◆ BRIEF 1
From the package metadata, list each dependency that every install needs, meaning the "Requires-Dist" lines not tied to an extra, along with its minimum version.
◆ BRIEF 2
Carry the package metadata forward from the point where it stops.

◆ SUPPLIED TEXT
+---+

Metadata-Version: 2.4
Name: dataprep-ai
Version: 0.1.1
Summary: One-line data cleaning for pandas/Polars with reports and a reversible patch.
Project-URL: Homepage, https://github.com/RohitRajdev/dataprep-ai
Project-URL: Documentation, https://github.com/RohitRajdev/dataprep-ai#readme
Project-URL: Issues, https://github.com/RohitRajdev/dataprep-ai/issues
Author-email: Rohit Rajdev <rohit@sandscript.ai>
License: Apache-2.0
License-File: LICENSE
Keywords: data cleaning,data wrangling,pandas,polars,preprocessing
Requires-Python: >=3.9
Requires-Dist: numpy>=1.23
Requires-Dist: pandas>=1.5
Requires-Dist: polars>=1.0.0; platform_system != 'Windows' or python_version >= '3.10'
Requires-Dist: pyarrow>=10
Requires-Dist: pydantic>=2.6
Requires-Dist: rich>=13.7.0
Requires-Dist: scikit-learn>=1.2
Provides-Extra: app
Requires-Dist: matplotlib>=3.7; extra == 'app'
Requires-Dist: streamlit>=1.35.0; extra == 'app'
Provides-Extra: full
Requires-Dist: matplotlib>=3.7; extra == 'full'
Requires-Dist: streamlit>=1.35.0; extra == 'full'
Requires-Dist: ydata-profiling>=4.6; (python_version >= '3.9') and extra == 'full'
Description-Content-Type: text/markdown

![CI](https://github.com/RohitRajdev/dataprep-ai/actions/workflows/ci.yml/badge.svg)

+---+

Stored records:
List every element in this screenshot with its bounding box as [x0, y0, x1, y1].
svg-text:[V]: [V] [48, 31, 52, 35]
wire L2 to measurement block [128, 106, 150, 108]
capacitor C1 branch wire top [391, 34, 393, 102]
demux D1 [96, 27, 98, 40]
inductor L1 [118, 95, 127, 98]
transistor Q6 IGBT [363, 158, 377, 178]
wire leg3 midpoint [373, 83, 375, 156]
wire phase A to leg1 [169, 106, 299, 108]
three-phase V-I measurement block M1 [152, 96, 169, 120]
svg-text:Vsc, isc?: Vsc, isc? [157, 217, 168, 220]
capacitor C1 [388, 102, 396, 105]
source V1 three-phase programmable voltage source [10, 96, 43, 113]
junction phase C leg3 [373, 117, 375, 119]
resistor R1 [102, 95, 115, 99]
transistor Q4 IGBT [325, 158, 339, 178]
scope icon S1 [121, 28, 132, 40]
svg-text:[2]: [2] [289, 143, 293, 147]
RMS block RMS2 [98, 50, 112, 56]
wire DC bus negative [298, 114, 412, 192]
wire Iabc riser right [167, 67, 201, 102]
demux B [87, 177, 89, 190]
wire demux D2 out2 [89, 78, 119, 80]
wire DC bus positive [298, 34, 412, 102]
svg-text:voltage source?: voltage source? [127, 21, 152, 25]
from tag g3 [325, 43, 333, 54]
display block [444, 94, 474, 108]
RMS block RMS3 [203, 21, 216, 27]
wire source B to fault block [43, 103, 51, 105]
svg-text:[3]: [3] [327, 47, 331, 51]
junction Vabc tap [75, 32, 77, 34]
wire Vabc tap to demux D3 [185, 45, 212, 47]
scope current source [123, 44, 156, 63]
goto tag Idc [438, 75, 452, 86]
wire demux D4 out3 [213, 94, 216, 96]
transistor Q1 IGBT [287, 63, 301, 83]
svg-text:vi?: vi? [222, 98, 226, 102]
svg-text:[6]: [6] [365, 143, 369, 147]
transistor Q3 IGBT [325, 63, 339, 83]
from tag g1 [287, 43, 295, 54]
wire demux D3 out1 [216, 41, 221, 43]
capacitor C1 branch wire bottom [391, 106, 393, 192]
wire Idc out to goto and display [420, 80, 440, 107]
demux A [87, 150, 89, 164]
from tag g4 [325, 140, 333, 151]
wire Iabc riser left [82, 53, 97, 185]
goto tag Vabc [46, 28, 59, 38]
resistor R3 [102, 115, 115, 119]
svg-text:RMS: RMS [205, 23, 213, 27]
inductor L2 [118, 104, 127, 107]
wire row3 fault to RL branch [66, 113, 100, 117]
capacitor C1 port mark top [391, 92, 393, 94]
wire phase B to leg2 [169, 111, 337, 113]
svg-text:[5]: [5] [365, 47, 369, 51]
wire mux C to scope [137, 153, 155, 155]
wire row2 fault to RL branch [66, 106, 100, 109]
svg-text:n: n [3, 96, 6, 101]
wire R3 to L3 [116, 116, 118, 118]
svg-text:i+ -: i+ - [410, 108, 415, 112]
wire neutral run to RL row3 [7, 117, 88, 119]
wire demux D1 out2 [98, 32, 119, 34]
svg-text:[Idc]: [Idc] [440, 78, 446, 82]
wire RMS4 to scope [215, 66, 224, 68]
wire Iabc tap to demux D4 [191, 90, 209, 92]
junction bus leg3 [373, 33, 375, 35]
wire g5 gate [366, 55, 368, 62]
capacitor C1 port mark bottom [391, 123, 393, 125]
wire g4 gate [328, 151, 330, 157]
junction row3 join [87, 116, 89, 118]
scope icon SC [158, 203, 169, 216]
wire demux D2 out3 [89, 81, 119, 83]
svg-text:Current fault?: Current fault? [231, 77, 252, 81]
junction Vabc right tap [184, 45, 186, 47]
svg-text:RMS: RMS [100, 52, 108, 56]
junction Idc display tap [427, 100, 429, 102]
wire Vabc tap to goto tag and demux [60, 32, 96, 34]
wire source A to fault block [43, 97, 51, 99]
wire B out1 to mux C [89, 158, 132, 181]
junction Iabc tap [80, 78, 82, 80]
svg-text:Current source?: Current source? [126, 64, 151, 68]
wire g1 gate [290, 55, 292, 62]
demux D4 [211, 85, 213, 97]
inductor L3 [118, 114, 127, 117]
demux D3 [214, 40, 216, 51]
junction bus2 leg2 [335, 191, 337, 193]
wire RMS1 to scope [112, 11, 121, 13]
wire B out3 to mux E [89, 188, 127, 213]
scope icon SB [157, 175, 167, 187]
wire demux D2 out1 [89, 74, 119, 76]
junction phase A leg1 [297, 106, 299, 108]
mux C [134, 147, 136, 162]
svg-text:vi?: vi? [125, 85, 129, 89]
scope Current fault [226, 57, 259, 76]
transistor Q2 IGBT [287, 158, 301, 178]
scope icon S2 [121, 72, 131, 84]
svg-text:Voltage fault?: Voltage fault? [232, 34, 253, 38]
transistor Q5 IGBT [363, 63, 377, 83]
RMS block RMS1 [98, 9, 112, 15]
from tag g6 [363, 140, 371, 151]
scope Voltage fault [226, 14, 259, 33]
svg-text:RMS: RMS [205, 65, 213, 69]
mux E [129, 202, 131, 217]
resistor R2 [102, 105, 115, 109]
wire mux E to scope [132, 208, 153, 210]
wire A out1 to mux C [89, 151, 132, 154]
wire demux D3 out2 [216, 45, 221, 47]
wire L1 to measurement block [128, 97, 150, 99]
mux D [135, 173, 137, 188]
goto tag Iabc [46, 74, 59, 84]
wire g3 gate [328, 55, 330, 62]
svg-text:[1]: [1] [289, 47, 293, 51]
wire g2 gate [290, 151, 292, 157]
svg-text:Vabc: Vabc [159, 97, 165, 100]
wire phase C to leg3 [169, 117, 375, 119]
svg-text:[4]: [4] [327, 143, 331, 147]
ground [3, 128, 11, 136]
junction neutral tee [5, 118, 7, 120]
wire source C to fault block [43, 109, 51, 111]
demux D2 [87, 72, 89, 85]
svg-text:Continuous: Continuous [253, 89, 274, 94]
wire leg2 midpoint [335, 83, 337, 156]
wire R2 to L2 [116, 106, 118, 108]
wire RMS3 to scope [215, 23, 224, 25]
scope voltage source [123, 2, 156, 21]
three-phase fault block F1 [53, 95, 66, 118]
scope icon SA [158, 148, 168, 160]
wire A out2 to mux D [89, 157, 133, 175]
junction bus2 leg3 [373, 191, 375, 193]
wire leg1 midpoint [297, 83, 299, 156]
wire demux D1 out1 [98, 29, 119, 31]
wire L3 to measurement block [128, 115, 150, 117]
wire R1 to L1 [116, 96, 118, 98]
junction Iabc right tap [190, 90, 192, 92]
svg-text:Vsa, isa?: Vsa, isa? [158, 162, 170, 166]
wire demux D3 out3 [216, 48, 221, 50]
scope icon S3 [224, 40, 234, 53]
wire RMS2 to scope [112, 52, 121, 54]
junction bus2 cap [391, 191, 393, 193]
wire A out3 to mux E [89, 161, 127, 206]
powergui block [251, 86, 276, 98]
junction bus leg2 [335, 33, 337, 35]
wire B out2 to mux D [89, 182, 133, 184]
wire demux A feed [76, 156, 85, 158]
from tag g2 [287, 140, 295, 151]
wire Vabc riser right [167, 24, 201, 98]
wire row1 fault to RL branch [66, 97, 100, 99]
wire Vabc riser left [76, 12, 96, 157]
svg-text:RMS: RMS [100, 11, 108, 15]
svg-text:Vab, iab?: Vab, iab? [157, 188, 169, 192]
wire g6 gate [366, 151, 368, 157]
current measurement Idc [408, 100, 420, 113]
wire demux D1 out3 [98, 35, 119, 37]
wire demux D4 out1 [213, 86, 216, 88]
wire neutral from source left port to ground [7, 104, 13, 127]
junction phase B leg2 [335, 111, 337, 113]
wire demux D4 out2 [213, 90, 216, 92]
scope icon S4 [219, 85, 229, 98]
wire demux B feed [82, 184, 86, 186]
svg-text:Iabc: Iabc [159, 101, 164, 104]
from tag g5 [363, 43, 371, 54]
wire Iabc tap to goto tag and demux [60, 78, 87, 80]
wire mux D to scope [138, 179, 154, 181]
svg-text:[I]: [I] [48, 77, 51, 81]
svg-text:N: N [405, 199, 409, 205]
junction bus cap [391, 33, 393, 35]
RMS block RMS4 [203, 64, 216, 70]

+---+

◆ TASK RESULT 1
numpy>=1.23
pandas>=1.5
polars>=1.0.0
pyarrow>=10
pydantic>=2.6
rich>=13.7.0
scikit-learn>=1.2

◆ TASK RESULT 2
dataprep-ai

One-line, opinionated data cleaning for pandas/Polars.

Fix missing values, inconsistent categories, outliers, and duplicates with transparent logs and a reproducible report.

pip install dataprep-ai

Quickstart

import pandas as pd
from dataprep_ai import clean, CleaningConfig

df = pd.DataFrame({
  "age":[23, None, 25, 1000],
  "income":[52000, 58000, None, 1200000],
  "city":["NY","New York","nyc", None],
  "id":[1,2,2,4]
})

result = clean(df, CleaningConfig(
  id_columns=["id"],
  outlier_strategy="iqr_cap",
  categorical_normalization=True
))

print(result.summary_markdown)
df_clean = result.df
result.to_json("clean_report.json")

Streamlit explorer
pip install "dataprep-ai[app]"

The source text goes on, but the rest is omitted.